-------- The records
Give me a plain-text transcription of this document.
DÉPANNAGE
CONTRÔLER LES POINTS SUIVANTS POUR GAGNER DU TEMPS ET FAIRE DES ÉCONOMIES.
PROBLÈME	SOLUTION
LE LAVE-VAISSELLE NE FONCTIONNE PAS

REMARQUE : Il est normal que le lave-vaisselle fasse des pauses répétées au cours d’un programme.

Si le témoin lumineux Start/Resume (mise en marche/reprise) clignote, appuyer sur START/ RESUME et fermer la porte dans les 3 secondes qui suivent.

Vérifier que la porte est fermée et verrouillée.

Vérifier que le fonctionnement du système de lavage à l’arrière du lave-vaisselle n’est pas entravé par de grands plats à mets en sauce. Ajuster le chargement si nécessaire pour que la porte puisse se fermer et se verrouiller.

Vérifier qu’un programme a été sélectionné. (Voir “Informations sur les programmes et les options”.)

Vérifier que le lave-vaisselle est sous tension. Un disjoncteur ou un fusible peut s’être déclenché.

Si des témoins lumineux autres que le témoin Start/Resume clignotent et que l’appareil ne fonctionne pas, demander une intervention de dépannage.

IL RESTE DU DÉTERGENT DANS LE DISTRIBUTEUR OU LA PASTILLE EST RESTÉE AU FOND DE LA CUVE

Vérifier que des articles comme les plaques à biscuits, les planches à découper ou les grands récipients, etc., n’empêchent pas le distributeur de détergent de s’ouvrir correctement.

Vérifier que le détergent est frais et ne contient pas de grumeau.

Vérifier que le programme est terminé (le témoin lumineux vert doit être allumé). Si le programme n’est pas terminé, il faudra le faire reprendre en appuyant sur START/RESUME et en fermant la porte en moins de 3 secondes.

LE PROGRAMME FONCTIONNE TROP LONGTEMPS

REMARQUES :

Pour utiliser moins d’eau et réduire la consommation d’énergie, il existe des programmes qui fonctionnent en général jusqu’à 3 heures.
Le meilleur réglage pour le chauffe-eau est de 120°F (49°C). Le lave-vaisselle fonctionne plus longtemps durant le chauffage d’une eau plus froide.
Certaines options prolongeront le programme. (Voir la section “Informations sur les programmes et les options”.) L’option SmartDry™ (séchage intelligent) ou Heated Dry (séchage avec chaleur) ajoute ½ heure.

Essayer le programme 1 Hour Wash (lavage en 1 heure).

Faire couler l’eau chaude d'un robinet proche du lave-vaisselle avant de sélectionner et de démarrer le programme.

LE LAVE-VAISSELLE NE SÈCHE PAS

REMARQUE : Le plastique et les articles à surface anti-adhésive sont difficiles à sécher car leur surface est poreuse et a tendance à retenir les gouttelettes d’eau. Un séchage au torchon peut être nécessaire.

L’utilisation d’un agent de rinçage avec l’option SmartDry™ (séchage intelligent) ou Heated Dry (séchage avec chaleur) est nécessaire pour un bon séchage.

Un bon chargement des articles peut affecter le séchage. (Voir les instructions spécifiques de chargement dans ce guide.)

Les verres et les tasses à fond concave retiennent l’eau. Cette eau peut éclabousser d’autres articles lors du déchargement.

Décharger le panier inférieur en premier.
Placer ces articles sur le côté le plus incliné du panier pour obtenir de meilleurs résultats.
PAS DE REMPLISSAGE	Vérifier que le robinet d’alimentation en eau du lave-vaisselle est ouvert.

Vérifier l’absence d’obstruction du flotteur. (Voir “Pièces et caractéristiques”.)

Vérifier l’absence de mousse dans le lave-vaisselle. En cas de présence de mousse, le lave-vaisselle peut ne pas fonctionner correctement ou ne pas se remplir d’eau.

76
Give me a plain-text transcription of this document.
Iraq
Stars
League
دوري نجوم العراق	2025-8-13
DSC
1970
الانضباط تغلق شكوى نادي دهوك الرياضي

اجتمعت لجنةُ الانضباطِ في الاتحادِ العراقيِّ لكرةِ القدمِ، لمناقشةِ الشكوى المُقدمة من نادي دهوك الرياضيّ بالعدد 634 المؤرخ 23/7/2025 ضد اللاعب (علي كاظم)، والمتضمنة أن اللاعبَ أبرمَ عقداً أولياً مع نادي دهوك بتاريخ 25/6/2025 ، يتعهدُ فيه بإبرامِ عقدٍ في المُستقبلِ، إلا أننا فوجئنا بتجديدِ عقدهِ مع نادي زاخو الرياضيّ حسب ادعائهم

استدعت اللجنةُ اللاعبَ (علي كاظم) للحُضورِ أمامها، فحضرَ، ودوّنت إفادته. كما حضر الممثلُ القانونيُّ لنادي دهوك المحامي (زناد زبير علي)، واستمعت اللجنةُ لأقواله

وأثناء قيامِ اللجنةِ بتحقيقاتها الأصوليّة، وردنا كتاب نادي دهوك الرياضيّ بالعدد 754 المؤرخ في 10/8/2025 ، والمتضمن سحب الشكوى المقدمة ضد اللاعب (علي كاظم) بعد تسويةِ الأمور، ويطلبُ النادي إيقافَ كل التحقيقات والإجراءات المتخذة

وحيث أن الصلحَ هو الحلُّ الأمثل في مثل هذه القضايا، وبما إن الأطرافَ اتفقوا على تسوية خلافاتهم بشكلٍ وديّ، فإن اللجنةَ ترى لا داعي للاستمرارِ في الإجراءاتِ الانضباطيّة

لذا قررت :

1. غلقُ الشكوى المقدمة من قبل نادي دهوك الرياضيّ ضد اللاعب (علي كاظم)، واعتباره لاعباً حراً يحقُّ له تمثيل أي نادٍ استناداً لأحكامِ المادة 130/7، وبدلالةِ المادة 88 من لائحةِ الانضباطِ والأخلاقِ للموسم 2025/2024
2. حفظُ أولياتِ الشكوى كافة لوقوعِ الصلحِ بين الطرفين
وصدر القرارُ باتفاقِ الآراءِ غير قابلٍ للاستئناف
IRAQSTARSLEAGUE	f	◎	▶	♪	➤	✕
----------------
The request:
Write an exact transcription of every entry above.

Solved problem:
Give me a plain-text transcription of this document.
DÉPANNAGE
CONTRÔLER LES POINTS SUIVANTS POUR GAGNER DU TEMPS ET FAIRE DES ÉCONOMIES.
PROBLÈME	SOLUTION
LE LAVE-VAISSELLE NE FONCTIONNE PAS

REMARQUE : Il est normal que le lave-vaisselle fasse des pauses répétées au cours d’un programme.

Si le témoin lumineux Start/Resume (mise en marche/reprise) clignote, appuyer sur START/ RESUME et fermer la porte dans les 3 secondes qui suivent.

Vérifier que la porte est fermée et verrouillée.

Vérifier que le fonctionnement du système de lavage à l’arrière du lave-vaisselle n’est pas entravé par de grands plats à mets en sauce. Ajuster le chargement si nécessaire pour que la porte puisse se fermer et se verrouiller.

Vérifier qu’un programme a été sélectionné. (Voir “Informations sur les programmes et les options”.)

Vérifier que le lave-vaisselle est sous tension. Un disjoncteur ou un fusible peut s’être déclenché.

Si des témoins lumineux autres que le témoin Start/Resume clignotent et que l’appareil ne fonctionne pas, demander une intervention de dépannage.

IL RESTE DU DÉTERGENT DANS LE DISTRIBUTEUR OU LA PASTILLE EST RESTÉE AU FOND DE LA CUVE

Vérifier que des articles comme les plaques à biscuits, les planches à découper ou les grands récipients, etc., n’empêchent pas le distributeur de détergent de s’ouvrir correctement.

Vérifier que le détergent est frais et ne contient pas de grumeau.

Vérifier que le programme est terminé (le témoin lumineux vert doit être allumé). Si le programme n’est pas terminé, il faudra le faire reprendre en appuyant sur START/RESUME et en fermant la porte en moins de 3 secondes.

LE PROGRAMME FONCTIONNE TROP LONGTEMPS

REMARQUES :

Pour utiliser moins d’eau et réduire la consommation d’énergie, il existe des programmes qui fonctionnent en général jusqu’à 3 heures.
Le meilleur réglage pour le chauffe-eau est de 120°F (49°C). Le lave-vaisselle fonctionne plus longtemps durant le chauffage d’une eau plus froide.
Certaines options prolongeront le programme. (Voir la section “Informations sur les programmes et les options”.) L’option SmartDry™ (séchage intelligent) ou Heated Dry (séchage avec chaleur) ajoute ½ heure.

Essayer le programme 1 Hour Wash (lavage en 1 heure).

Faire couler l’eau chaude d'un robinet proche du lave-vaisselle avant de sélectionner et de démarrer le programme.

LE LAVE-VAISSELLE NE SÈCHE PAS

REMARQUE : Le plastique et les articles à surface anti-adhésive sont difficiles à sécher car leur surface est poreuse et a tendance à retenir les gouttelettes d’eau. Un séchage au torchon peut être nécessaire.

L’utilisation d’un agent de rinçage avec l’option SmartDry™ (séchage intelligent) ou Heated Dry (séchage avec chaleur) est nécessaire pour un bon séchage.

Un bon chargement des articles peut affecter le séchage. (Voir les instructions spécifiques de chargement dans ce guide.)

Les verres et les tasses à fond concave retiennent l’eau. Cette eau peut éclabousser d’autres articles lors du déchargement.

Décharger le panier inférieur en premier.
Placer ces articles sur le côté le plus incliné du panier pour obtenir de meilleurs résultats.
PAS DE REMPLISSAGE	Vérifier que le robinet d’alimentation en eau du lave-vaisselle est ouvert.

Vérifier l’absence d’obstruction du flotteur. (Voir “Pièces et caractéristiques”.)

Vérifier l’absence de mousse dans le lave-vaisselle. En cas de présence de mousse, le lave-vaisselle peut ne pas fonctionner correctement ou ne pas se remplir d’eau.

76
Give me a plain-text transcription of this document.
Iraq
Stars
League
دوري نجوم العراق	2025-8-13
DSC
1970
الانضباط تغلق شكوى نادي دهوك الرياضي

اجتمعت لجنةُ الانضباطِ في الاتحادِ العراقيِّ لكرةِ القدمِ، لمناقشةِ الشكوى المُقدمة من نادي دهوك الرياضيّ بالعدد 634 المؤرخ 23/7/2025 ضد اللاعب (علي كاظم)، والمتضمنة أن اللاعبَ أبرمَ عقداً أولياً مع نادي دهوك بتاريخ 25/6/2025 ، يتعهدُ فيه بإبرامِ عقدٍ في المُستقبلِ، إلا أننا فوجئنا بتجديدِ عقدهِ مع نادي زاخو الرياضيّ حسب ادعائهم

استدعت اللجنةُ اللاعبَ (علي كاظم) للحُضورِ أمامها، فحضرَ، ودوّنت إفادته. كما حضر الممثلُ القانونيُّ لنادي دهوك المحامي (زناد زبير علي)، واستمعت اللجنةُ لأقواله

وأثناء قيامِ اللجنةِ بتحقيقاتها الأصوليّة، وردنا كتاب نادي دهوك الرياضيّ بالعدد 754 المؤرخ في 10/8/2025 ، والمتضمن سحب الشكوى المقدمة ضد اللاعب (علي كاظم) بعد تسويةِ الأمور، ويطلبُ النادي إيقافَ كل التحقيقات والإجراءات المتخذة

وحيث أن الصلحَ هو الحلُّ الأمثل في مثل هذه القضايا، وبما إن الأطرافَ اتفقوا على تسوية خلافاتهم بشكلٍ وديّ، فإن اللجنةَ ترى لا داعي للاستمرارِ في الإجراءاتِ الانضباطيّة

لذا قررت :

1. غلقُ الشكوى المقدمة من قبل نادي دهوك الرياضيّ ضد اللاعب (علي كاظم)، واعتباره لاعباً حراً يحقُّ له تمثيل أي نادٍ استناداً لأحكامِ المادة 130/7، وبدلالةِ المادة 88 من لائحةِ الانضباطِ والأخلاقِ للموسم 2025/2024
2. حفظُ أولياتِ الشكوى كافة لوقوعِ الصلحِ بين الطرفين
وصدر القرارُ باتفاقِ الآراءِ غير قابلٍ للاستئناف
IRAQSTARSLEAGUE	f	◎	▶	♪	➤	✕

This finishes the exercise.